* AIM OF THE TASK
Give the data a second time, exactly and in full.

* ENTRIES PROVIDED
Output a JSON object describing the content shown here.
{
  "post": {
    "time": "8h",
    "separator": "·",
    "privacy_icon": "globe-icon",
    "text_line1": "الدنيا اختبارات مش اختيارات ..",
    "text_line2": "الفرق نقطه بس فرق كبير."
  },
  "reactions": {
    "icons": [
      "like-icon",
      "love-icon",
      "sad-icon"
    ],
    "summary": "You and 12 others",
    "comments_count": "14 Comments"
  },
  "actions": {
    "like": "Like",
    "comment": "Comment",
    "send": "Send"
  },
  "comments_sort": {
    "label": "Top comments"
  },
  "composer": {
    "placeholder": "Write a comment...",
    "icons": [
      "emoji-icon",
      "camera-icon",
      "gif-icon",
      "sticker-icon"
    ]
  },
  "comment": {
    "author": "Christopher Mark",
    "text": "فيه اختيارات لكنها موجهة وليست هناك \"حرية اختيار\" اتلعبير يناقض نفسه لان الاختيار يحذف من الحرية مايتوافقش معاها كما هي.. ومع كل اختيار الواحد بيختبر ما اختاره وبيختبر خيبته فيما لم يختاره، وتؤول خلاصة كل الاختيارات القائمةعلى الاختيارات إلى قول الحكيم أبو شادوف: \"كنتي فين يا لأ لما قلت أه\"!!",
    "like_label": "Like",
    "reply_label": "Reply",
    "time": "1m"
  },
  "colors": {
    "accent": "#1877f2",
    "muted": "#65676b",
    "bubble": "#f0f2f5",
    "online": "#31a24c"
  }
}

* SOLUTION
Output a JSON object describing the content shown here.
{
  "post": {
    "time": "8h",
    "separator": "·",
    "privacy_icon": "globe-icon",
    "text_line1": "الدنيا اختبارات مش اختيارات ..",
    "text_line2": "الفرق نقطه بس فرق كبير."
  },
  "reactions": {
    "icons": [
      "like-icon",
      "love-icon",
      "sad-icon"
    ],
    "summary": "You and 12 others",
    "comments_count": "14 Comments"
  },
  "actions": {
    "like": "Like",
    "comment": "Comment",
    "send": "Send"
  },
  "comments_sort": {
    "label": "Top comments"
  },
  "composer": {
    "placeholder": "Write a comment...",
    "icons": [
      "emoji-icon",
      "camera-icon",
      "gif-icon",
      "sticker-icon"
    ]
  },
  "comment": {
    "author": "Christopher Mark",
    "text": "فيه اختيارات لكنها موجهة وليست هناك \"حرية اختيار\" اتلعبير يناقض نفسه لان الاختيار يحذف من الحرية مايتوافقش معاها كما هي.. ومع كل اختيار الواحد بيختبر ما اختاره وبيختبر خيبته فيما لم يختاره، وتؤول خلاصة كل الاختيارات القائمةعلى الاختيارات إلى قول الحكيم أبو شادوف: \"كنتي فين يا لأ لما قلت أه\"!!",
    "like_label": "Like",
    "reply_label": "Reply",
    "time": "1m"
  },
  "colors": {
    "accent": "#1877f2",
    "muted": "#65676b",
    "bubble": "#f0f2f5",
    "online": "#31a24c"
  }
}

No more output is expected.